- WHAT IS REQUIRED: Extract each record and reproduce it exactly.

Dataset rows about figures
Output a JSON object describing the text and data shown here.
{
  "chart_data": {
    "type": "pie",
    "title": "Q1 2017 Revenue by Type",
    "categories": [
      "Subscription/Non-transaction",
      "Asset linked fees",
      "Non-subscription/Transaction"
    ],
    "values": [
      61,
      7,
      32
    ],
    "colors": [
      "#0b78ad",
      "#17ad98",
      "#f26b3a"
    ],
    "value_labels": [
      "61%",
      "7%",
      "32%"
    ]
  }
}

- TASK OUTPUT:
Output a JSON object describing the text and data shown here.
{
  "chart_data": {
    "type": "pie",
    "title": "Q1 2017 Revenue by Type",
    "categories": [
      "Subscription/Non-transaction",
      "Asset linked fees",
      "Non-subscription/Transaction"
    ],
    "values": [
      61,
      7,
      32
    ],
    "colors": [
      "#0b78ad",
      "#17ad98",
      "#f26b3a"
    ],
    "value_labels": [
      "61%",
      "7%",
      "32%"
    ]
  }
}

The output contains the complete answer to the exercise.